> **Written exercise**: Leave out the pictures and reproduce all of the data exactly.

> **Supplied records**:
════════════════
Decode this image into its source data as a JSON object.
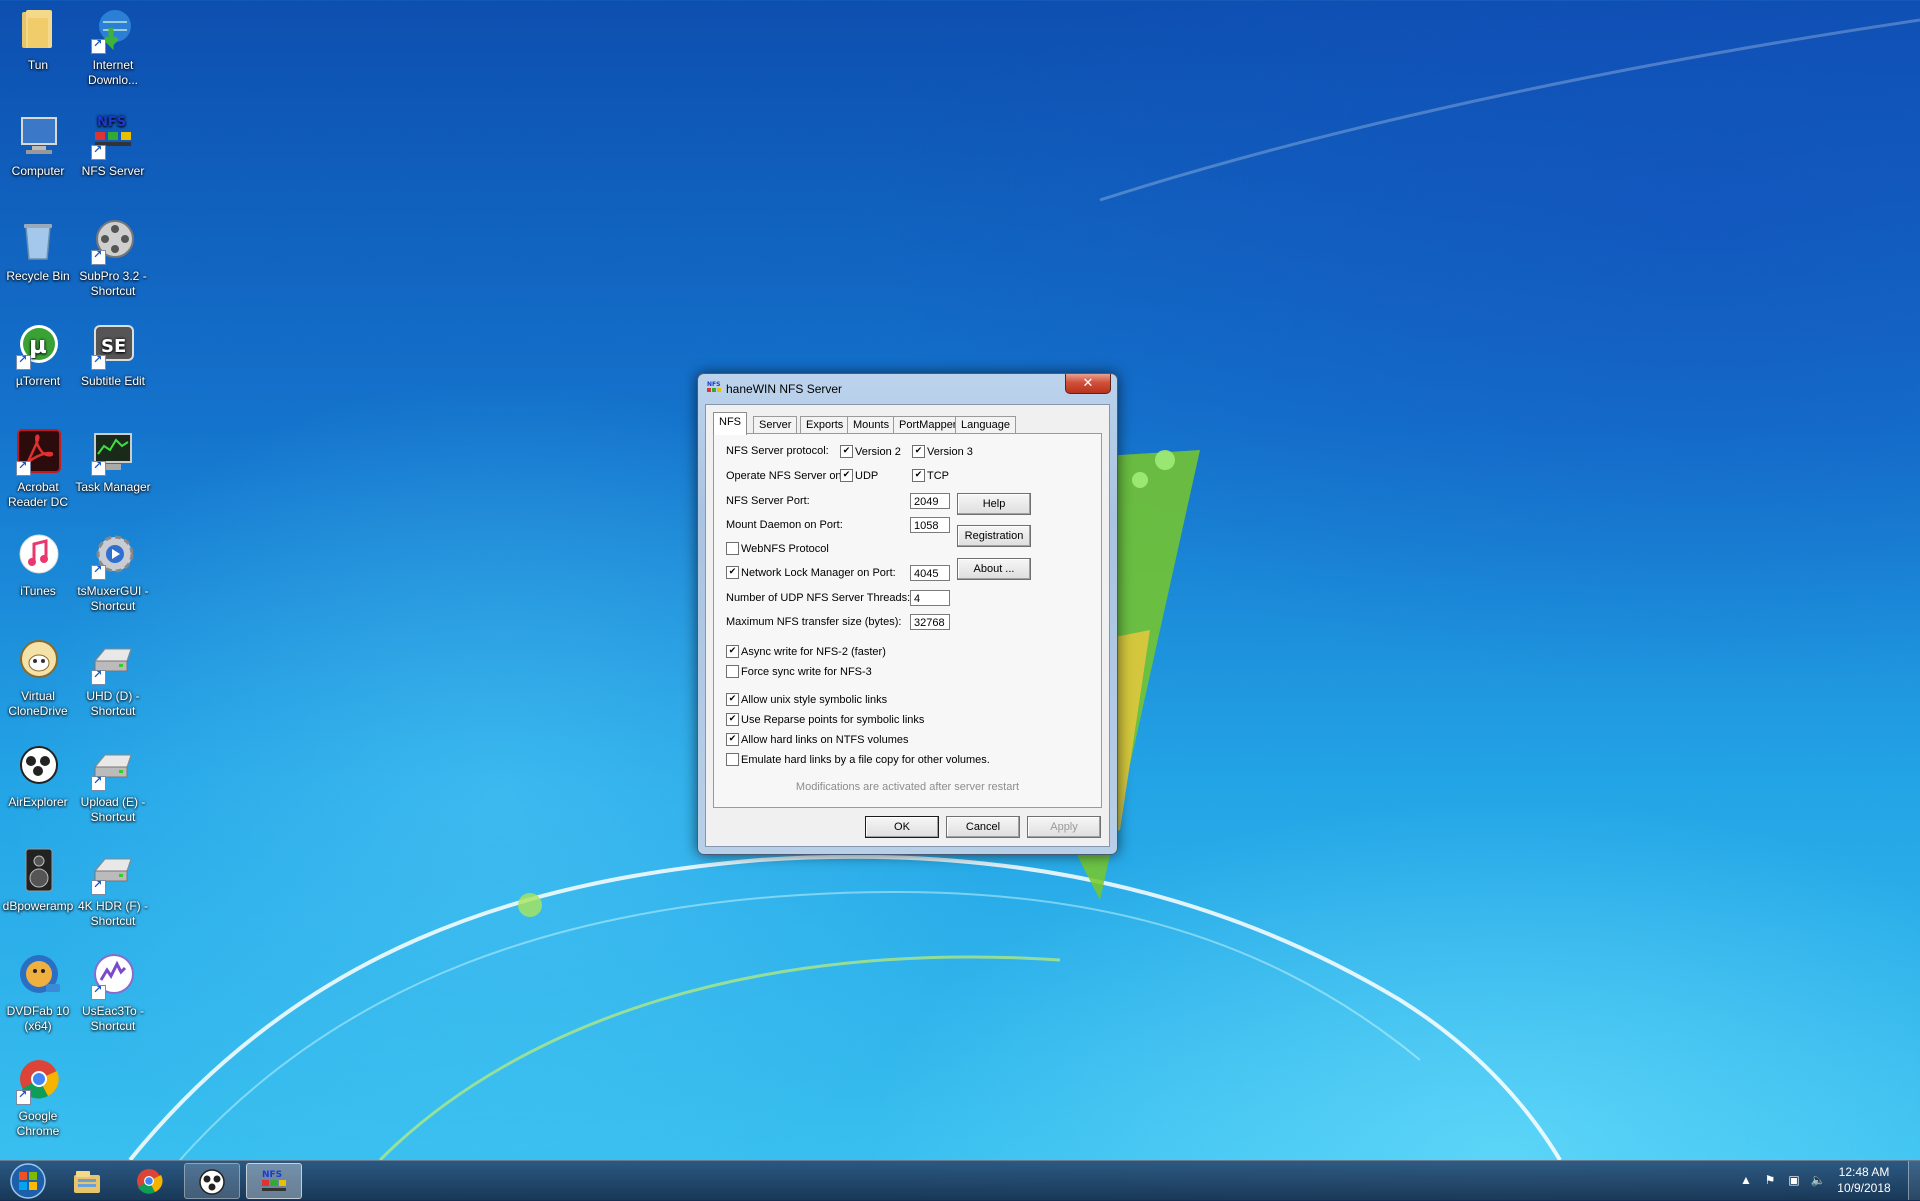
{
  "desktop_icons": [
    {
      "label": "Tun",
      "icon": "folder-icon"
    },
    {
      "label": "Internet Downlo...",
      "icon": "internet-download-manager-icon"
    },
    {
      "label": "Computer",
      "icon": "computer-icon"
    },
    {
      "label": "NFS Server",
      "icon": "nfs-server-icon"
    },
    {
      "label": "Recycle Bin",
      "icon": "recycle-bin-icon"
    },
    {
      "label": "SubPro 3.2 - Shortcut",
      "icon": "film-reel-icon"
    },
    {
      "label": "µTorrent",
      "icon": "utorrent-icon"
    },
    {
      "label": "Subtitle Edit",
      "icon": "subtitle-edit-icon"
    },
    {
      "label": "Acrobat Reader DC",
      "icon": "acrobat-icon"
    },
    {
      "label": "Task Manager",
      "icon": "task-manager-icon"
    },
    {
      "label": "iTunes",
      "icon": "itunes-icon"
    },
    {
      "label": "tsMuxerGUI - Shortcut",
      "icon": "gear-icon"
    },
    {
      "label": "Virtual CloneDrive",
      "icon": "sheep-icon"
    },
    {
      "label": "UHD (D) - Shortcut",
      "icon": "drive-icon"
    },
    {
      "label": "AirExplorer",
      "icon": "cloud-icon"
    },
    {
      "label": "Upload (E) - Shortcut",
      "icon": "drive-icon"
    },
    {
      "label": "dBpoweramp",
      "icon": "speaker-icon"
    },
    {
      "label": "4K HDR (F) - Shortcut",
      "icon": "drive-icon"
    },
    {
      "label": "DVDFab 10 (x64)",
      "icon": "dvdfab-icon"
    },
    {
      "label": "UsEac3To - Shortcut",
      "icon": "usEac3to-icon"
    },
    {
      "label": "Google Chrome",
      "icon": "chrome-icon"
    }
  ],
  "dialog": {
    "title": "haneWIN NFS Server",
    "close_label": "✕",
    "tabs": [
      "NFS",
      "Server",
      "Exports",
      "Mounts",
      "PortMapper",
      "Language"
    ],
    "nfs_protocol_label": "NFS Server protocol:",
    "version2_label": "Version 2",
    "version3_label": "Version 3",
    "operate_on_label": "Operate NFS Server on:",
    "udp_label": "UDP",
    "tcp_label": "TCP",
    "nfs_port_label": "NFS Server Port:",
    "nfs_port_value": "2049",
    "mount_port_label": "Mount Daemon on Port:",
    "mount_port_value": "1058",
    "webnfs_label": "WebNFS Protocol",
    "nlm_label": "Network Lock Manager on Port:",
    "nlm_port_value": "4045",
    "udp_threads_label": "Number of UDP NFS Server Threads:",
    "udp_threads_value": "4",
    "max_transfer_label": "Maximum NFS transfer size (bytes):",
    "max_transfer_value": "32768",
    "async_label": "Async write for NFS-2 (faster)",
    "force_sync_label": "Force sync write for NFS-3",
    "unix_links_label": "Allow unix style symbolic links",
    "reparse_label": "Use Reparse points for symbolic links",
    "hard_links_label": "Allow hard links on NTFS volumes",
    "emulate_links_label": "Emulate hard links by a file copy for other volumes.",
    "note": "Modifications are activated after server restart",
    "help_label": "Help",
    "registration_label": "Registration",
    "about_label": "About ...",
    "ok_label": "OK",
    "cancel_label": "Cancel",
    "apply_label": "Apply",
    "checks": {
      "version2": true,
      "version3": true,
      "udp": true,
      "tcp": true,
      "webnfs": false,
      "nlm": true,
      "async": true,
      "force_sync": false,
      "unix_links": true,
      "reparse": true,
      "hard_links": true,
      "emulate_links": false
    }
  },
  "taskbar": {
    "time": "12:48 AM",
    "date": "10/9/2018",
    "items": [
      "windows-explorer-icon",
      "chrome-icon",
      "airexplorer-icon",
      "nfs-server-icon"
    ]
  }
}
════════════════
> **Correct response**:
Decode this image into its source data as a JSON object.
{
  "desktop_icons": [
    {
      "label": "Tun",
      "icon": "folder-icon"
    },
    {
      "label": "Internet Downlo...",
      "icon": "internet-download-manager-icon"
    },
    {
      "label": "Computer",
      "icon": "computer-icon"
    },
    {
      "label": "NFS Server",
      "icon": "nfs-server-icon"
    },
    {
      "label": "Recycle Bin",
      "icon": "recycle-bin-icon"
    },
    {
      "label": "SubPro 3.2 - Shortcut",
      "icon": "film-reel-icon"
    },
    {
      "label": "µTorrent",
      "icon": "utorrent-icon"
    },
    {
      "label": "Subtitle Edit",
      "icon": "subtitle-edit-icon"
    },
    {
      "label": "Acrobat Reader DC",
      "icon": "acrobat-icon"
    },
    {
      "label": "Task Manager",
      "icon": "task-manager-icon"
    },
    {
      "label": "iTunes",
      "icon": "itunes-icon"
    },
    {
      "label": "tsMuxerGUI - Shortcut",
      "icon": "gear-icon"
    },
    {
      "label": "Virtual CloneDrive",
      "icon": "sheep-icon"
    },
    {
      "label": "UHD (D) - Shortcut",
      "icon": "drive-icon"
    },
    {
      "label": "AirExplorer",
      "icon": "cloud-icon"
    },
    {
      "label": "Upload (E) - Shortcut",
      "icon": "drive-icon"
    },
    {
      "label": "dBpoweramp",
      "icon": "speaker-icon"
    },
    {
      "label": "4K HDR (F) - Shortcut",
      "icon": "drive-icon"
    },
    {
      "label": "DVDFab 10 (x64)",
      "icon": "dvdfab-icon"
    },
    {
      "label": "UsEac3To - Shortcut",
      "icon": "usEac3to-icon"
    },
    {
      "label": "Google Chrome",
      "icon": "chrome-icon"
    }
  ],
  "dialog": {
    "title": "haneWIN NFS Server",
    "close_label": "✕",
    "tabs": [
      "NFS",
      "Server",
      "Exports",
      "Mounts",
      "PortMapper",
      "Language"
    ],
    "nfs_protocol_label": "NFS Server protocol:",
    "version2_label": "Version 2",
    "version3_label": "Version 3",
    "operate_on_label": "Operate NFS Server on:",
    "udp_label": "UDP",
    "tcp_label": "TCP",
    "nfs_port_label": "NFS Server Port:",
    "nfs_port_value": "2049",
    "mount_port_label": "Mount Daemon on Port:",
    "mount_port_value": "1058",
    "webnfs_label": "WebNFS Protocol",
    "nlm_label": "Network Lock Manager on Port:",
    "nlm_port_value": "4045",
    "udp_threads_label": "Number of UDP NFS Server Threads:",
    "udp_threads_value": "4",
    "max_transfer_label": "Maximum NFS transfer size (bytes):",
    "max_transfer_value": "32768",
    "async_label": "Async write for NFS-2 (faster)",
    "force_sync_label": "Force sync write for NFS-3",
    "unix_links_label": "Allow unix style symbolic links",
    "reparse_label": "Use Reparse points for symbolic links",
    "hard_links_label": "Allow hard links on NTFS volumes",
    "emulate_links_label": "Emulate hard links by a file copy for other volumes.",
    "note": "Modifications are activated after server restart",
    "help_label": "Help",
    "registration_label": "Registration",
    "about_label": "About ...",
    "ok_label": "OK",
    "cancel_label": "Cancel",
    "apply_label": "Apply",
    "checks": {
      "version2": true,
      "version3": true,
      "udp": true,
      "tcp": true,
      "webnfs": false,
      "nlm": true,
      "async": true,
      "force_sync": false,
      "unix_links": true,
      "reparse": true,
      "hard_links": true,
      "emulate_links": false
    }
  },
  "taskbar": {
    "time": "12:48 AM",
    "date": "10/9/2018",
    "items": [
      "windows-explorer-icon",
      "chrome-icon",
      "airexplorer-icon",
      "nfs-server-icon"
    ]
  }
}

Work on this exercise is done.